>> start PROVIDED RECORDS

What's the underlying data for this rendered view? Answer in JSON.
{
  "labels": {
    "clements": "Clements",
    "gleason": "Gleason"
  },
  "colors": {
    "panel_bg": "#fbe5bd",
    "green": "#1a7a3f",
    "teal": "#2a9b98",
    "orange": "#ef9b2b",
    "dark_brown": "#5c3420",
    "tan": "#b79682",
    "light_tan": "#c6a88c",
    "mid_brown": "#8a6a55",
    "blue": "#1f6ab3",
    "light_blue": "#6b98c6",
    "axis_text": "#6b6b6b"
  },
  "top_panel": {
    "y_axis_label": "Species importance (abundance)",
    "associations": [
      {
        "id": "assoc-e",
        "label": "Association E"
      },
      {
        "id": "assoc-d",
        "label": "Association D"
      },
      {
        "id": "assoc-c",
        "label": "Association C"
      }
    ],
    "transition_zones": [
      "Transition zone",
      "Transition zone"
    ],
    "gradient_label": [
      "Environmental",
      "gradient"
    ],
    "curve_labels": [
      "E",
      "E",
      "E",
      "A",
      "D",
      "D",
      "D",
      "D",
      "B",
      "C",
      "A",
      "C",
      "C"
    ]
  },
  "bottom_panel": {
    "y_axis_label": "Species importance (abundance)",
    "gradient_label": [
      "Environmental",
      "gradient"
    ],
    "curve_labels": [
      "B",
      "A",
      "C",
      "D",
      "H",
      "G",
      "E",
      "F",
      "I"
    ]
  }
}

>> end PROVIDED RECORDS

■ **GOAL**
Please return the data above exactly as given.

■ **RESULT**
What's the underlying data for this rendered view? Answer in JSON.
{
  "labels": {
    "clements": "Clements",
    "gleason": "Gleason"
  },
  "colors": {
    "panel_bg": "#fbe5bd",
    "green": "#1a7a3f",
    "teal": "#2a9b98",
    "orange": "#ef9b2b",
    "dark_brown": "#5c3420",
    "tan": "#b79682",
    "light_tan": "#c6a88c",
    "mid_brown": "#8a6a55",
    "blue": "#1f6ab3",
    "light_blue": "#6b98c6",
    "axis_text": "#6b6b6b"
  },
  "top_panel": {
    "y_axis_label": "Species importance (abundance)",
    "associations": [
      {
        "id": "assoc-e",
        "label": "Association E"
      },
      {
        "id": "assoc-d",
        "label": "Association D"
      },
      {
        "id": "assoc-c",
        "label": "Association C"
      }
    ],
    "transition_zones": [
      "Transition zone",
      "Transition zone"
    ],
    "gradient_label": [
      "Environmental",
      "gradient"
    ],
    "curve_labels": [
      "E",
      "E",
      "E",
      "A",
      "D",
      "D",
      "D",
      "D",
      "B",
      "C",
      "A",
      "C",
      "C"
    ]
  },
  "bottom_panel": {
    "y_axis_label": "Species importance (abundance)",
    "gradient_label": [
      "Environmental",
      "gradient"
    ],
    "curve_labels": [
      "B",
      "A",
      "C",
      "D",
      "H",
      "G",
      "E",
      "F",
      "I"
    ]
  }
}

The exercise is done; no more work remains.